### Teks Kutipan
* * * *
Sabtu, 31 Oktober 2009

Sengketa Perbatasan, Warga Timor Leste Pakai Tanah RI

Kupang, Kompas - Pemerintah Republik Indonesia diminta segera menangani masalah tapal batas antara Republik Indonesia dan Timor Leste. Saat ini, sudah ribuan hektar lahan warga Indonesia di perbatasan digunakan dan dimasuki warga Timor Leste.
Warga Republik Indonesia di perbatasan sudah melakukan berbagai upaya termasuk berbicara dengan warga Timor Leste, tetapi tidak menemukan penyelesaian akhir. Mereka juga sudah melapor ke camat dan polsek setempat, tetapi belum ditanggapi.
Warga Timor Leste bersikeras mengklaim Desa Detemnanu masuk dalam wilayah Timor Leste. Padahal, pada masa integrasi dan sampai hari ini, desa itu masuk wilayah administrasi Kecamatan Amfoang Timur, Kabupaten Kupang, Nusa Tenggara Timur.
Raja Amfoang Kabupaten Kupang Robi Manoh, Rabu (23/9), mengatakan, sekitar 1.062 hektar lahan milik warga Desa Detemnanu, Kecamatan Amfoang Timur, dikuasai warga Oekusi, Timor Leste. ”Kasus ini terjadi sejak tahun 1999 saat Timor Timur lepas dari NKRI. Mereka terus bergeser masuk sampai menguasai sekitar 1.062 hektar lahan milik warga RI di perbatasan,” tutur Manoh.
Amfoang berbatasan langsung dengan Timor Leste. Konflik horizontal sangat potensial terjadi di wilayah ini, apalagi Amfoang Timur termasuk daerah terpencil di Kabupaten Kupang karena sulit dilalui kendaraan.
Ia meminta pemerintah segera mengatasi masalah tanah milik warga RI di perbatasan. Jika kasus ini dibiarkan berlarut-larut, tidak tertutup kemungkinan terjadi konflik horizontal antara warga kedua negara.
Gubernur Nusa Tenggara Timur Frans Lebu Raya mengatakan, masalah tapal batas negara RI dengan Timor Leste dibicarakan kedua negara secara damai. Persoalan batas wilayah RI yang diserobot warga Timor Leste sedang dipelajari dan dilaporkan kepada pemerintah pusat.
”Kami akan minta informasi dari Bupati Kupang soal penyerobotan tanah di Detemnanu itu. Kasus ini sudah menjadi tanggung jawab pemerintah kedua negara, bukan Pemprov NTT saja,” ujarnya. (KOR/SEM, 24 September 2009)
* * * *
### Data yang Tersedia

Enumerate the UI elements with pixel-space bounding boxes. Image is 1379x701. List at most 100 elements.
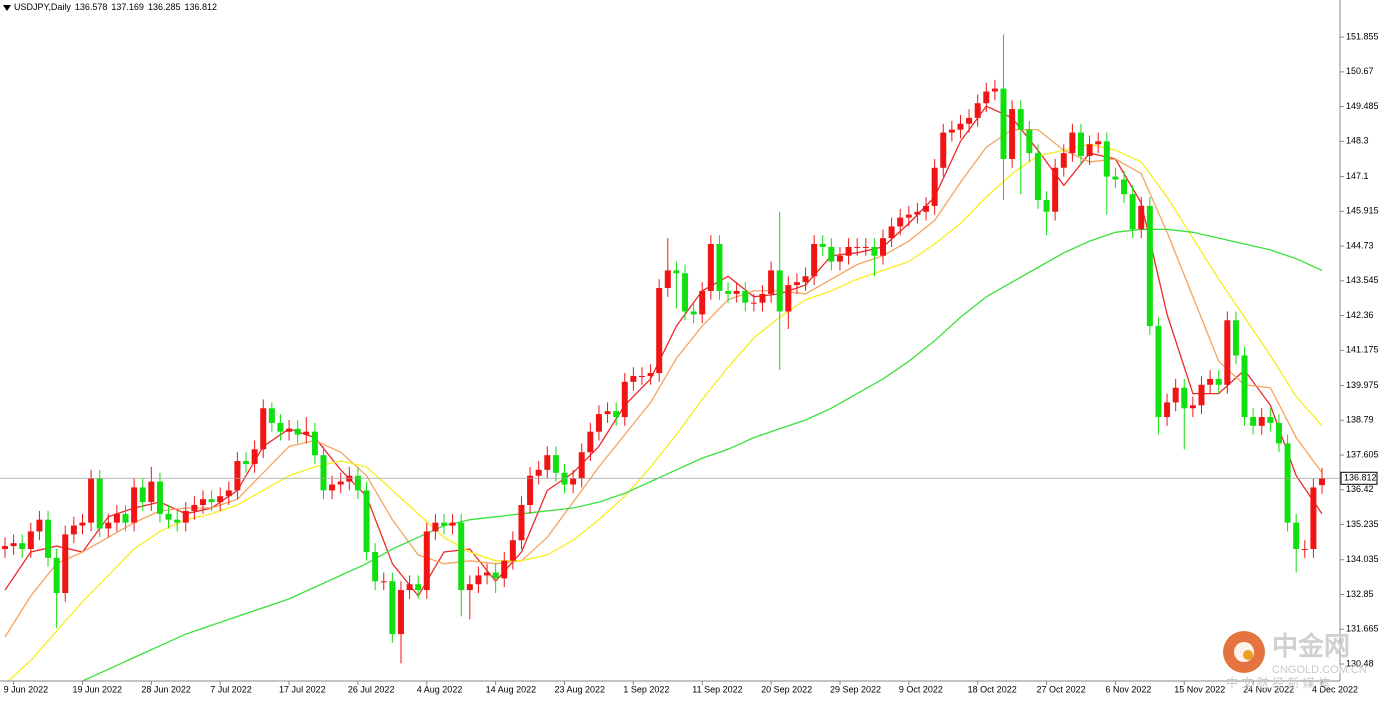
* * * *
### Petunjuk Tugas
Salin tanpa perubahan bagian artikel tentang sengketa perbatasan dari "Ia meminta pemerintah" sampai "kepada pemerintah pusat.". Kerjakan hanya berdasarkan artikel di atas.

### Jawaban Akhir
Ia meminta pemerintah segera mengatasi masalah tanah milik warga RI di perbatasan. Jika kasus ini dibiarkan berlarut-larut, tidak tertutup kemungkinan terjadi konflik horizontal antara warga kedua negara.
Gubernur Nusa Tenggara Timur Frans Lebu Raya mengatakan, masalah tapal batas negara RI dengan Timor Leste dibicarakan kedua negara secara damai. Persoalan batas wilayah RI yang diserobot warga Timor Leste sedang dipelajari dan dilaporkan kepada pemerintah pusat.